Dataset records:
--- Begin ---
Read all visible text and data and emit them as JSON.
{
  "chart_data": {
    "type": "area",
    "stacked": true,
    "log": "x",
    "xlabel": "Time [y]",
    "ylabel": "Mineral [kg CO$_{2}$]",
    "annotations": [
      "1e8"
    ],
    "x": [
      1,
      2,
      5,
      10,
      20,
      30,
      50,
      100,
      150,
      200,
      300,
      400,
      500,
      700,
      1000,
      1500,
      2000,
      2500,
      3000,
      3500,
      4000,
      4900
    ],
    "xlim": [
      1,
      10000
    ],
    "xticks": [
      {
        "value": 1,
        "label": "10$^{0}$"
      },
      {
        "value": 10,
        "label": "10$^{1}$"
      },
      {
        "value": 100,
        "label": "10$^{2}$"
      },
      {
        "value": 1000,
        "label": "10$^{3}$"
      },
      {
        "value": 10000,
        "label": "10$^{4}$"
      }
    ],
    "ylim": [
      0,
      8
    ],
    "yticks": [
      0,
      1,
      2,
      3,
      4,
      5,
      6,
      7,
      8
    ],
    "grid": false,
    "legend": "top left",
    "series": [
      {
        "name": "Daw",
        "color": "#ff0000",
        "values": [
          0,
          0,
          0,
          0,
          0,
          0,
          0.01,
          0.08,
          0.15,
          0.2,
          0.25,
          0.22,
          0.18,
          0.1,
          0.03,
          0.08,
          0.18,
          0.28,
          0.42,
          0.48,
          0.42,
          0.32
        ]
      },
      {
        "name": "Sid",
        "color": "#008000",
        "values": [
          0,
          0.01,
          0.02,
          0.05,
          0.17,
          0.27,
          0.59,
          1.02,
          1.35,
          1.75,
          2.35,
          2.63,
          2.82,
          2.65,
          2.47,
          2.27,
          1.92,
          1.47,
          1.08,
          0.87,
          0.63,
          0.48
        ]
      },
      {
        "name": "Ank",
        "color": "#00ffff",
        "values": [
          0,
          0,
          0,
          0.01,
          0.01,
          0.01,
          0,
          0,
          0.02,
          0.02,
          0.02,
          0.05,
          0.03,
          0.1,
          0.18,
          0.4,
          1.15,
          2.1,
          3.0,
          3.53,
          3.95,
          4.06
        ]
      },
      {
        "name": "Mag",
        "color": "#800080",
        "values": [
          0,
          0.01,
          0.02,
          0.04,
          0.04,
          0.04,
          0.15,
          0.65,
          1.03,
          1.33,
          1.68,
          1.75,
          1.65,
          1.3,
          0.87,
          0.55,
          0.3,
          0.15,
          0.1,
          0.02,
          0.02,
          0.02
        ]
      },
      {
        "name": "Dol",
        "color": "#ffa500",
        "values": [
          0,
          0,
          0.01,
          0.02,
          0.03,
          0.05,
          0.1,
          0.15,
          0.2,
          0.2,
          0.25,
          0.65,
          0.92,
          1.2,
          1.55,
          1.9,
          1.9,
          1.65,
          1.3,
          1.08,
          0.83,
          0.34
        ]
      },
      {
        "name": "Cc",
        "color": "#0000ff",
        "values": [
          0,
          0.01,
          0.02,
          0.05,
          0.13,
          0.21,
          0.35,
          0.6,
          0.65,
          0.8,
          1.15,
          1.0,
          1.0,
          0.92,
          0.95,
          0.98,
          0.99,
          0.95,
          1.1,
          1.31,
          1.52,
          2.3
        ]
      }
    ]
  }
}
--- End ---
Copy each line above where the string "color" occurs.

        "color": "#ff0000",
        "color": "#008000",
        "color": "#00ffff",
        "color": "#800080",
        "color": "#ffa500",
        "color": "#0000ff",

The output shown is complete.